— start Dataset rows —

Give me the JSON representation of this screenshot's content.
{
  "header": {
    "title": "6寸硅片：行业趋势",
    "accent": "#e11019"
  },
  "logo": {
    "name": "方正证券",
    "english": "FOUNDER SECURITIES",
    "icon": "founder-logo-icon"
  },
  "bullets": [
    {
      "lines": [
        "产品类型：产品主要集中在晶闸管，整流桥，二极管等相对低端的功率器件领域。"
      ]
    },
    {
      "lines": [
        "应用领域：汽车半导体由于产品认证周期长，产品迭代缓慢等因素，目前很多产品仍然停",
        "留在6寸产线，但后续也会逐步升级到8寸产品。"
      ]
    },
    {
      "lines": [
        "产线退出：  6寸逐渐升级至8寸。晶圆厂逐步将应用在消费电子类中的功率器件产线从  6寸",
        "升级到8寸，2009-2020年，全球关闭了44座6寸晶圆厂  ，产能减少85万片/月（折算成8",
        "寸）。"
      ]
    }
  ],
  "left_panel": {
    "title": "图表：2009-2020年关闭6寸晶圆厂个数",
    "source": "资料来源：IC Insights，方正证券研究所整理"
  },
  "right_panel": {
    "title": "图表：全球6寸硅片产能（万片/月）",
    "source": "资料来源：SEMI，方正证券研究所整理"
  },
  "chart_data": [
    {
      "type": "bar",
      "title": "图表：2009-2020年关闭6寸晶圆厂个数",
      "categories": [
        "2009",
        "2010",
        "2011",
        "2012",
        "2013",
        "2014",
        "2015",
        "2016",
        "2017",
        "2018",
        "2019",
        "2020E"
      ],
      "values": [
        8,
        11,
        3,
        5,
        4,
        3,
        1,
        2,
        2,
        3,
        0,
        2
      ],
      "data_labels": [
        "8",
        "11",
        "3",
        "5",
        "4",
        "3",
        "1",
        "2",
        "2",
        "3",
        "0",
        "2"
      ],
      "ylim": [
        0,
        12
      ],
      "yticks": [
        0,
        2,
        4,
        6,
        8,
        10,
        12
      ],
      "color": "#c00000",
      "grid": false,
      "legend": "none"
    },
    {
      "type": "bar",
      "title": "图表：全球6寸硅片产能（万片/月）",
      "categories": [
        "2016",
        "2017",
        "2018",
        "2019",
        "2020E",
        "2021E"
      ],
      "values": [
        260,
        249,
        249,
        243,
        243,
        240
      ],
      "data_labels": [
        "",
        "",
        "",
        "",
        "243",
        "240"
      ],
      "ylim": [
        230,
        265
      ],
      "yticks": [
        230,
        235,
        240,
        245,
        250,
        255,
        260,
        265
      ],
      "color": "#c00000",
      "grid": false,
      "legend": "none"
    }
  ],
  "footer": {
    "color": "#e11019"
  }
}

— end Dataset rows —

▶ _Exercise aim_
Where does the word "资料来源" appear in the listing? List each line that holds it.

▶ _Solution for this exercise_
    "source": "资料来源：IC Insights，方正证券研究所整理"
    "source": "资料来源：SEMI，方正证券研究所整理"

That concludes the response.